- BRIEF -
Each line of the listing must be transcribed exactly, except for the images, which should be excluded.

<<<<

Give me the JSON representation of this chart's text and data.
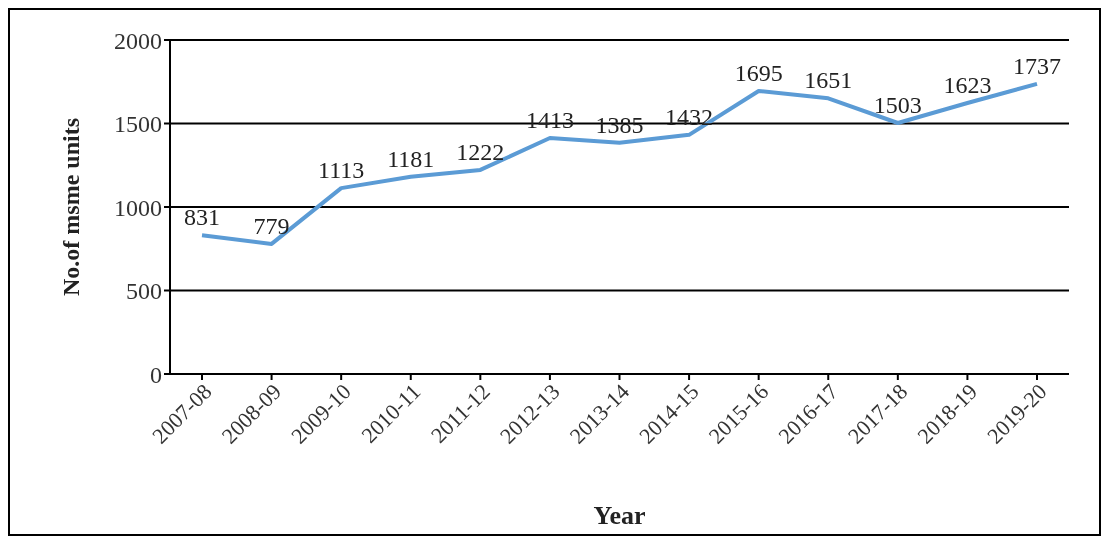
{
  "chart_data": {
    "type": "line",
    "xlabel": "Year",
    "ylabel": "No.of msme units",
    "categories": [
      "2007-08",
      "2008-09",
      "2009-10",
      "2010-11",
      "2011-12",
      "2012-13",
      "2013-14",
      "2014-15",
      "2015-16",
      "2016-17",
      "2017-18",
      "2018-19",
      "2019-20"
    ],
    "series": [
      {
        "color": "#5b9bd5",
        "values": [
          831,
          779,
          1113,
          1181,
          1222,
          1413,
          1385,
          1432,
          1695,
          1651,
          1503,
          1623,
          1737
        ]
      }
    ],
    "ylim": [
      0,
      2000
    ],
    "yticks": [
      0,
      500,
      1000,
      1500,
      2000
    ],
    "grid": "y",
    "data_labels": true,
    "marker": "none",
    "line_style": "solid"
  }
}
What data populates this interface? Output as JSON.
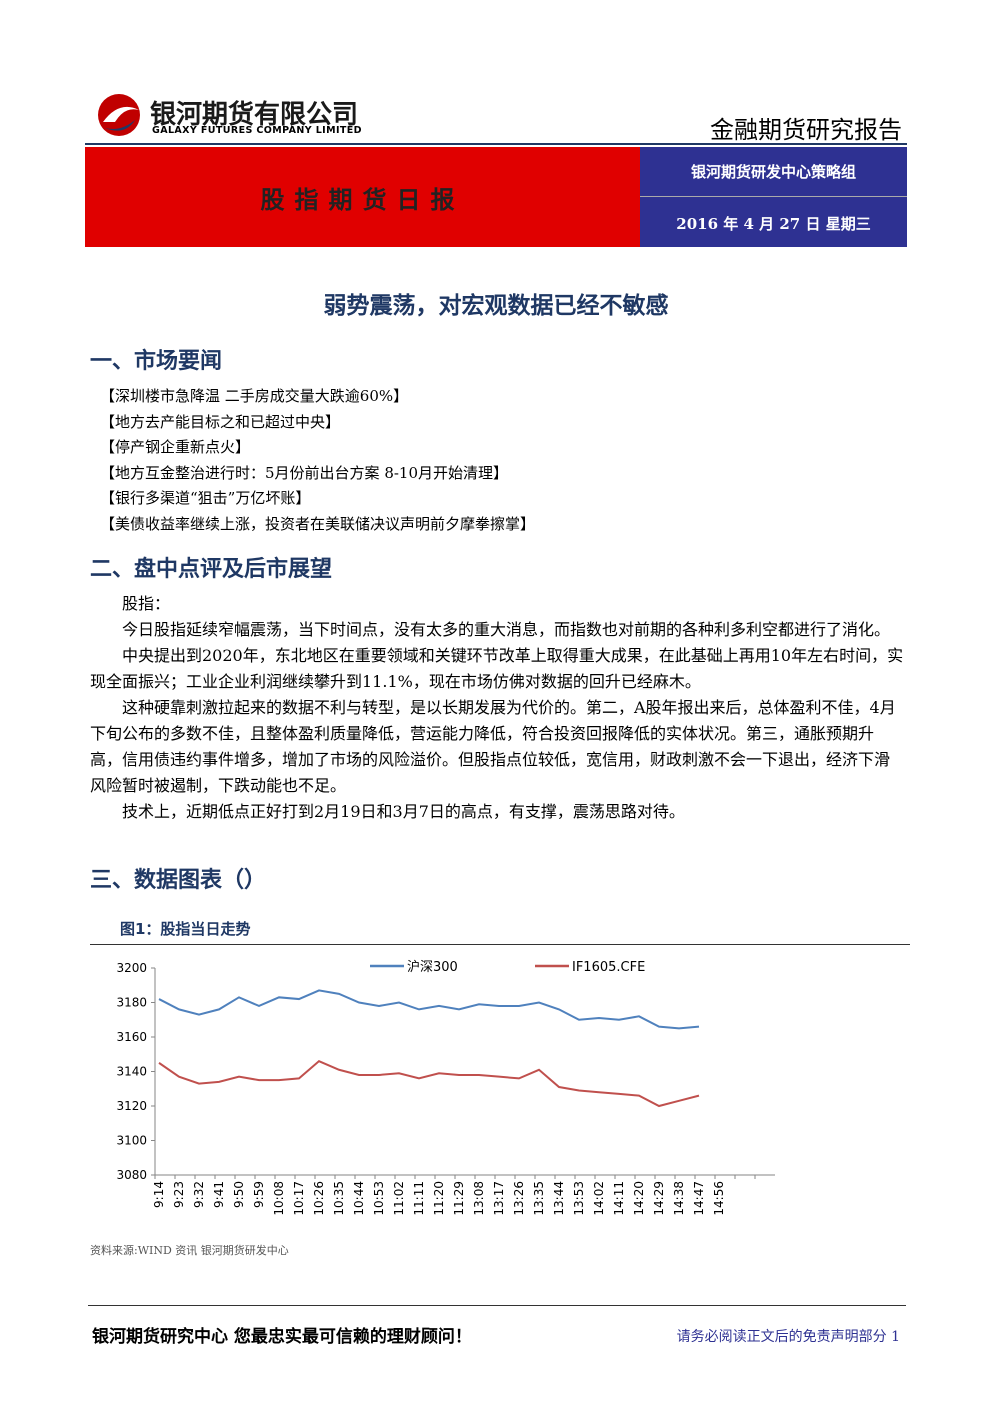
{
  "header": {
    "company": "银河期货有限公司",
    "company_en": "GALAXY FUTURES COMPANY LIMITED",
    "report_type": "金融期货研究报告",
    "report_name": "股指期货日报",
    "team": "银河期货研发中心策略组",
    "date": "2016 年 4 月 27 日  星期三"
  },
  "headline": "弱势震荡，对宏观数据已经不敏感",
  "sections": [
    {
      "heading": "一、市场要闻",
      "items": [
        "【深圳楼市急降温 二手房成交量大跌逾60%】",
        "【地方去产能目标之和已超过中央】",
        "【停产钢企重新点火】",
        "【地方互金整治进行时：5月份前出台方案 8-10月开始清理】",
        "【银行多渠道“狙击”万亿坏账】",
        "【美债收益率继续上涨，投资者在美联储决议声明前夕摩拳擦掌】"
      ]
    },
    {
      "heading": "二、盘中点评及后市展望",
      "paragraphs": [
        "股指：",
        "今日股指延续窄幅震荡，当下时间点，没有太多的重大消息，而指数也对前期的各种利多利空都进行了消化。",
        "中央提出到2020年，东北地区在重要领域和关键环节改革上取得重大成果，在此基础上再用10年左右时间，实现全面振兴；工业企业利润继续攀升到11.1%，现在市场仿佛对数据的回升已经麻木。",
        "这种硬靠刺激拉起来的数据不利与转型，是以长期发展为代价的。第二，A股年报出来后，总体盈利不佳，4月下旬公布的多数不佳，且整体盈利质量降低，营运能力降低，符合投资回报降低的实体状况。第三，通胀预期升高，信用债违约事件增多，增加了市场的风险溢价。但股指点位较低，宽信用，财政刺激不会一下退出，经济下滑风险暂时被遏制，下跌动能也不足。",
        "技术上，近期低点正好打到2月19日和3月7日的高点，有支撑，震荡思路对待。"
      ]
    },
    {
      "heading": "三、数据图表（）"
    }
  ],
  "chart_data": {
    "type": "line",
    "title": "图1：股指当日走势",
    "source": "资料来源:WIND 资讯   银河期货研发中心",
    "categories": [
      "9:14",
      "9:23",
      "9:32",
      "9:41",
      "9:50",
      "9:59",
      "10:08",
      "10:17",
      "10:26",
      "10:35",
      "10:44",
      "10:53",
      "11:02",
      "11:11",
      "11:20",
      "11:29",
      "13:08",
      "13:17",
      "13:26",
      "13:35",
      "13:44",
      "13:53",
      "14:02",
      "14:11",
      "14:20",
      "14:29",
      "14:38",
      "14:47",
      "14:56",
      null,
      null
    ],
    "series": [
      {
        "name": "沪深300",
        "color": "#4f81bd",
        "values": [
          3182,
          3176,
          3173,
          3176,
          3183,
          3178,
          3183,
          3182,
          3187,
          3185,
          3180,
          3178,
          3180,
          3176,
          3178,
          3176,
          3179,
          3178,
          3178,
          3180,
          3176,
          3170,
          3171,
          3170,
          3172,
          3166,
          3165,
          3166,
          null,
          null,
          null
        ]
      },
      {
        "name": "IF1605.CFE",
        "color": "#c0504d",
        "values": [
          3145,
          3137,
          3133,
          3134,
          3137,
          3135,
          3135,
          3136,
          3146,
          3141,
          3138,
          3138,
          3139,
          3136,
          3139,
          3138,
          3138,
          3137,
          3136,
          3141,
          3131,
          3129,
          3128,
          3127,
          3126,
          3120,
          3123,
          3126,
          null,
          null,
          null
        ]
      }
    ],
    "ylim": [
      3080,
      3200
    ],
    "yticks": [
      3080,
      3100,
      3120,
      3140,
      3160,
      3180,
      3200
    ],
    "legend": "top"
  },
  "footer": {
    "slogan": "银河期货研究中心  您最忠实最可信赖的理财顾问！",
    "disclaimer": "请务必阅读正文后的免责声明部分",
    "page": "1"
  }
}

>>>>

- TASK OUTPUT -
Give me the JSON representation of this chart's text and data.
{
  "chart_data": {
    "type": "line",
    "xlabel": "Year",
    "ylabel": "No.of msme units",
    "categories": [
      "2007-08",
      "2008-09",
      "2009-10",
      "2010-11",
      "2011-12",
      "2012-13",
      "2013-14",
      "2014-15",
      "2015-16",
      "2016-17",
      "2017-18",
      "2018-19",
      "2019-20"
    ],
    "series": [
      {
        "color": "#5b9bd5",
        "values": [
          831,
          779,
          1113,
          1181,
          1222,
          1413,
          1385,
          1432,
          1695,
          1651,
          1503,
          1623,
          1737
        ]
      }
    ],
    "ylim": [
      0,
      2000
    ],
    "yticks": [
      0,
      500,
      1000,
      1500,
      2000
    ],
    "grid": "y",
    "data_labels": true,
    "marker": "none",
    "line_style": "solid"
  }
}
What data populates this interface? Output as JSON.
{
  "header": {
    "company": "银河期货有限公司",
    "company_en": "GALAXY FUTURES COMPANY LIMITED",
    "report_type": "金融期货研究报告",
    "report_name": "股指期货日报",
    "team": "银河期货研发中心策略组",
    "date": "2016 年 4 月 27 日  星期三"
  },
  "headline": "弱势震荡，对宏观数据已经不敏感",
  "sections": [
    {
      "heading": "一、市场要闻",
      "items": [
        "【深圳楼市急降温 二手房成交量大跌逾60%】",
        "【地方去产能目标之和已超过中央】",
        "【停产钢企重新点火】",
        "【地方互金整治进行时：5月份前出台方案 8-10月开始清理】",
        "【银行多渠道“狙击”万亿坏账】",
        "【美债收益率继续上涨，投资者在美联储决议声明前夕摩拳擦掌】"
      ]
    },
    {
      "heading": "二、盘中点评及后市展望",
      "paragraphs": [
        "股指：",
        "今日股指延续窄幅震荡，当下时间点，没有太多的重大消息，而指数也对前期的各种利多利空都进行了消化。",
        "中央提出到2020年，东北地区在重要领域和关键环节改革上取得重大成果，在此基础上再用10年左右时间，实现全面振兴；工业企业利润继续攀升到11.1%，现在市场仿佛对数据的回升已经麻木。",
        "这种硬靠刺激拉起来的数据不利与转型，是以长期发展为代价的。第二，A股年报出来后，总体盈利不佳，4月下旬公布的多数不佳，且整体盈利质量降低，营运能力降低，符合投资回报降低的实体状况。第三，通胀预期升高，信用债违约事件增多，增加了市场的风险溢价。但股指点位较低，宽信用，财政刺激不会一下退出，经济下滑风险暂时被遏制，下跌动能也不足。",
        "技术上，近期低点正好打到2月19日和3月7日的高点，有支撑，震荡思路对待。"
      ]
    },
    {
      "heading": "三、数据图表（）"
    }
  ],
  "chart_data": {
    "type": "line",
    "title": "图1：股指当日走势",
    "source": "资料来源:WIND 资讯   银河期货研发中心",
    "categories": [
      "9:14",
      "9:23",
      "9:32",
      "9:41",
      "9:50",
      "9:59",
      "10:08",
      "10:17",
      "10:26",
      "10:35",
      "10:44",
      "10:53",
      "11:02",
      "11:11",
      "11:20",
      "11:29",
      "13:08",
      "13:17",
      "13:26",
      "13:35",
      "13:44",
      "13:53",
      "14:02",
      "14:11",
      "14:20",
      "14:29",
      "14:38",
      "14:47",
      "14:56",
      null,
      null
    ],
    "series": [
      {
        "name": "沪深300",
        "color": "#4f81bd",
        "values": [
          3182,
          3176,
          3173,
          3176,
          3183,
          3178,
          3183,
          3182,
          3187,
          3185,
          3180,
          3178,
          3180,
          3176,
          3178,
          3176,
          3179,
          3178,
          3178,
          3180,
          3176,
          3170,
          3171,
          3170,
          3172,
          3166,
          3165,
          3166,
          null,
          null,
          null
        ]
      },
      {
        "name": "IF1605.CFE",
        "color": "#c0504d",
        "values": [
          3145,
          3137,
          3133,
          3134,
          3137,
          3135,
          3135,
          3136,
          3146,
          3141,
          3138,
          3138,
          3139,
          3136,
          3139,
          3138,
          3138,
          3137,
          3136,
          3141,
          3131,
          3129,
          3128,
          3127,
          3126,
          3120,
          3123,
          3126,
          null,
          null,
          null
        ]
      }
    ],
    "ylim": [
      3080,
      3200
    ],
    "yticks": [
      3080,
      3100,
      3120,
      3140,
      3160,
      3180,
      3200
    ],
    "legend": "top"
  },
  "footer": {
    "slogan": "银河期货研究中心  您最忠实最可信赖的理财顾问！",
    "disclaimer": "请务必阅读正文后的免责声明部分",
    "page": "1"
  }
}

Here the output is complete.